▸ Work instructions: Make an exact copy of all the entries, but do not reproduce the pictures.

Entries with figure data:
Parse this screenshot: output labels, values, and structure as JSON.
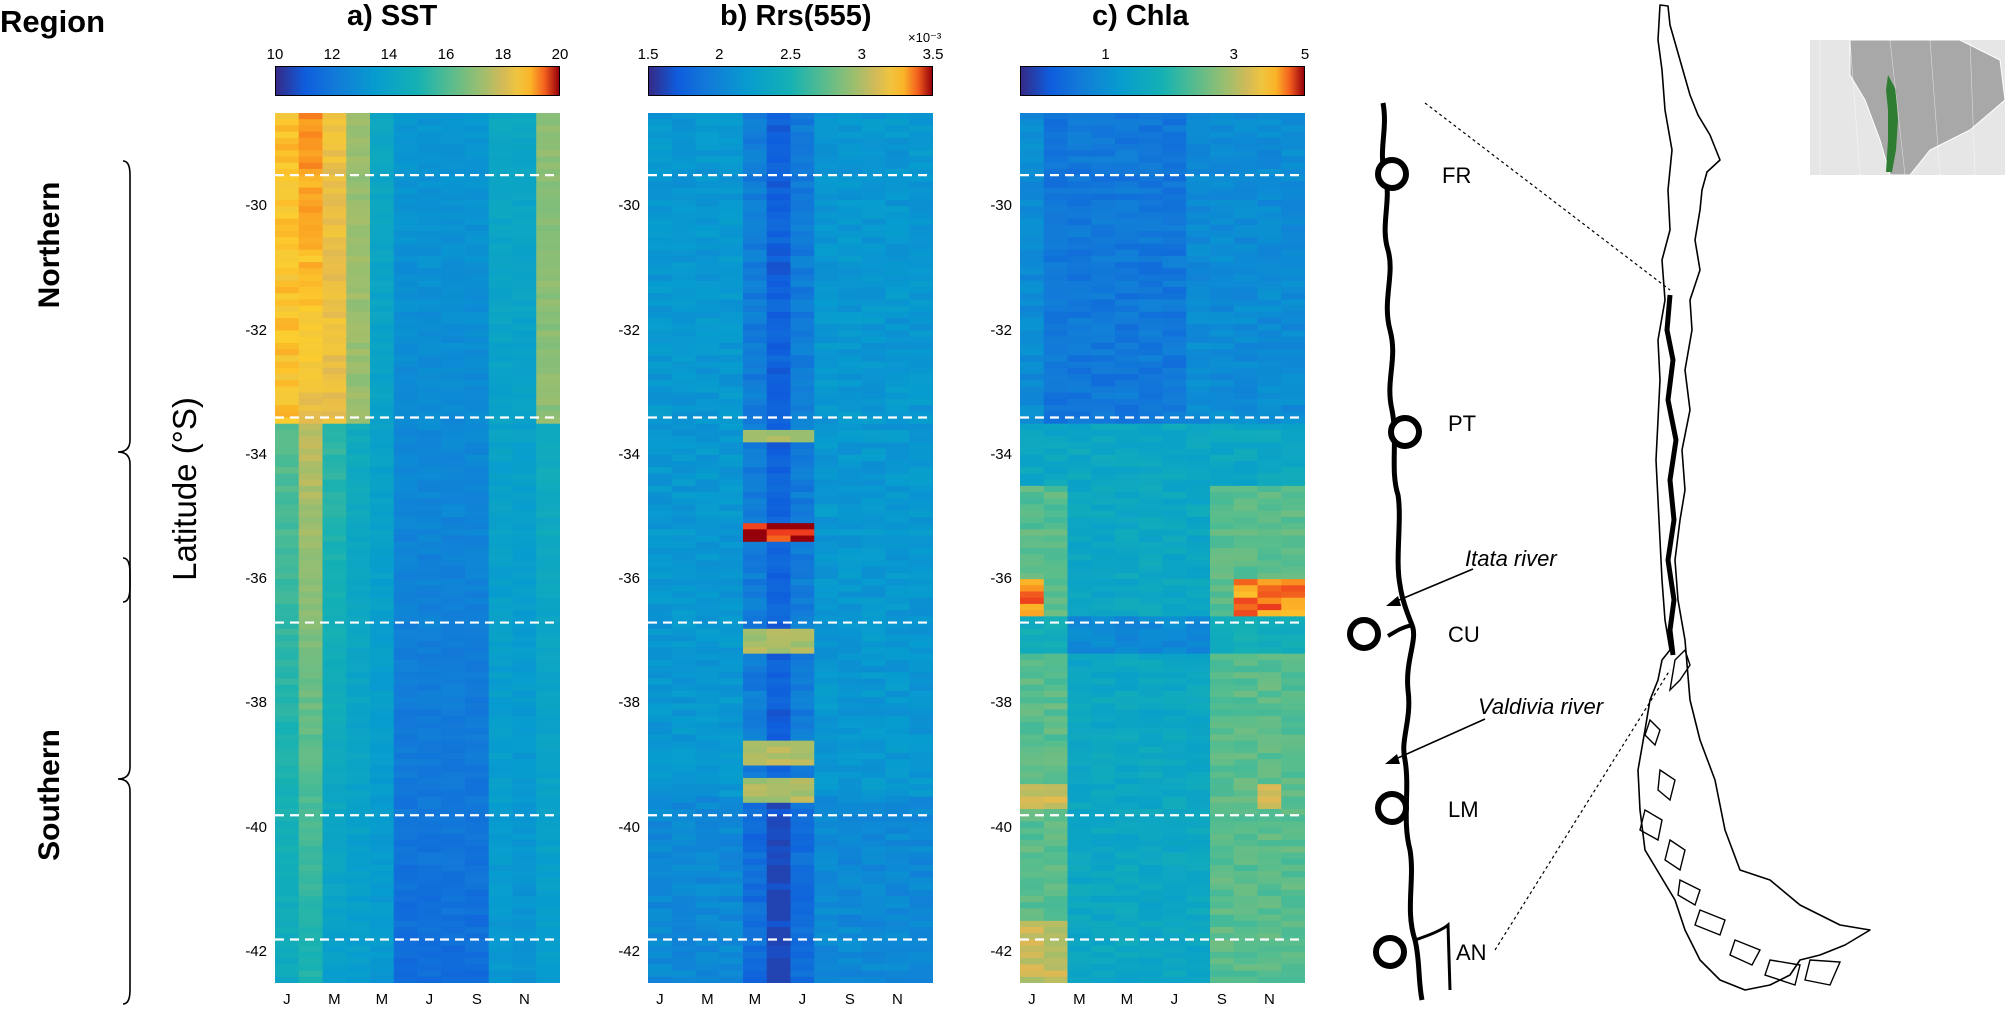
{
  "region_header": "Region",
  "regions": [
    "Northern",
    "Southern"
  ],
  "latitude_label": "Latitude (°S)",
  "y_ticks": [
    "-30",
    "-32",
    "-34",
    "-36",
    "-38",
    "-40",
    "-42"
  ],
  "x_ticks": [
    "J",
    "M",
    "M",
    "J",
    "S",
    "N"
  ],
  "colors": {
    "dashed_lines": "#ffffff",
    "coast": "#000000",
    "chile_highlight": "#2f7d32"
  },
  "chart_data": [
    {
      "type": "heatmap",
      "title_prefix": "a)",
      "title": "SST",
      "colorbar": {
        "ticks": [
          "10",
          "12",
          "14",
          "16",
          "18",
          "20"
        ],
        "range": [
          10,
          20
        ],
        "scale_note": ""
      },
      "colormap": "parula-jet",
      "xlim": [
        1,
        12
      ],
      "ylim": [
        -42.5,
        -28.5
      ],
      "boundaries_lat": [
        -29.5,
        -33.4,
        -36.7,
        -39.8,
        -41.8
      ]
    },
    {
      "type": "heatmap",
      "title_prefix": "b)",
      "title": "Rrs(555)",
      "colorbar": {
        "ticks": [
          "1.5",
          "2",
          "2.5",
          "3",
          "3.5"
        ],
        "range": [
          1.5,
          3.5
        ],
        "scale_note": "×10⁻³"
      },
      "colormap": "parula-jet",
      "xlim": [
        1,
        12
      ],
      "ylim": [
        -42.5,
        -28.5
      ],
      "boundaries_lat": [
        -29.5,
        -33.4,
        -36.7,
        -39.8,
        -41.8
      ]
    },
    {
      "type": "heatmap",
      "title_prefix": "c)",
      "title": "Chla",
      "colorbar": {
        "ticks": [
          "1",
          "3",
          "5"
        ],
        "range": [
          0.3,
          5
        ],
        "scale_note": ""
      },
      "colormap": "parula-jet",
      "xlim": [
        1,
        12
      ],
      "ylim": [
        -42.5,
        -28.5
      ],
      "boundaries_lat": [
        -29.5,
        -33.4,
        -36.7,
        -39.8,
        -41.8
      ]
    }
  ],
  "map": {
    "sites": [
      "FR",
      "PT",
      "CU",
      "LM",
      "AN"
    ],
    "rivers": [
      "Itata river",
      "Valdivia river"
    ]
  }
}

▸ Correct response:
Parse this screenshot: output labels, values, and structure as JSON.
{
  "region_header": "Region",
  "regions": [
    "Northern",
    "Southern"
  ],
  "latitude_label": "Latitude (°S)",
  "y_ticks": [
    "-30",
    "-32",
    "-34",
    "-36",
    "-38",
    "-40",
    "-42"
  ],
  "x_ticks": [
    "J",
    "M",
    "M",
    "J",
    "S",
    "N"
  ],
  "colors": {
    "dashed_lines": "#ffffff",
    "coast": "#000000",
    "chile_highlight": "#2f7d32"
  },
  "chart_data": [
    {
      "type": "heatmap",
      "title_prefix": "a)",
      "title": "SST",
      "colorbar": {
        "ticks": [
          "10",
          "12",
          "14",
          "16",
          "18",
          "20"
        ],
        "range": [
          10,
          20
        ],
        "scale_note": ""
      },
      "colormap": "parula-jet",
      "xlim": [
        1,
        12
      ],
      "ylim": [
        -42.5,
        -28.5
      ],
      "boundaries_lat": [
        -29.5,
        -33.4,
        -36.7,
        -39.8,
        -41.8
      ]
    },
    {
      "type": "heatmap",
      "title_prefix": "b)",
      "title": "Rrs(555)",
      "colorbar": {
        "ticks": [
          "1.5",
          "2",
          "2.5",
          "3",
          "3.5"
        ],
        "range": [
          1.5,
          3.5
        ],
        "scale_note": "×10⁻³"
      },
      "colormap": "parula-jet",
      "xlim": [
        1,
        12
      ],
      "ylim": [
        -42.5,
        -28.5
      ],
      "boundaries_lat": [
        -29.5,
        -33.4,
        -36.7,
        -39.8,
        -41.8
      ]
    },
    {
      "type": "heatmap",
      "title_prefix": "c)",
      "title": "Chla",
      "colorbar": {
        "ticks": [
          "1",
          "3",
          "5"
        ],
        "range": [
          0.3,
          5
        ],
        "scale_note": ""
      },
      "colormap": "parula-jet",
      "xlim": [
        1,
        12
      ],
      "ylim": [
        -42.5,
        -28.5
      ],
      "boundaries_lat": [
        -29.5,
        -33.4,
        -36.7,
        -39.8,
        -41.8
      ]
    }
  ],
  "map": {
    "sites": [
      "FR",
      "PT",
      "CU",
      "LM",
      "AN"
    ],
    "rivers": [
      "Itata river",
      "Valdivia river"
    ]
  }
}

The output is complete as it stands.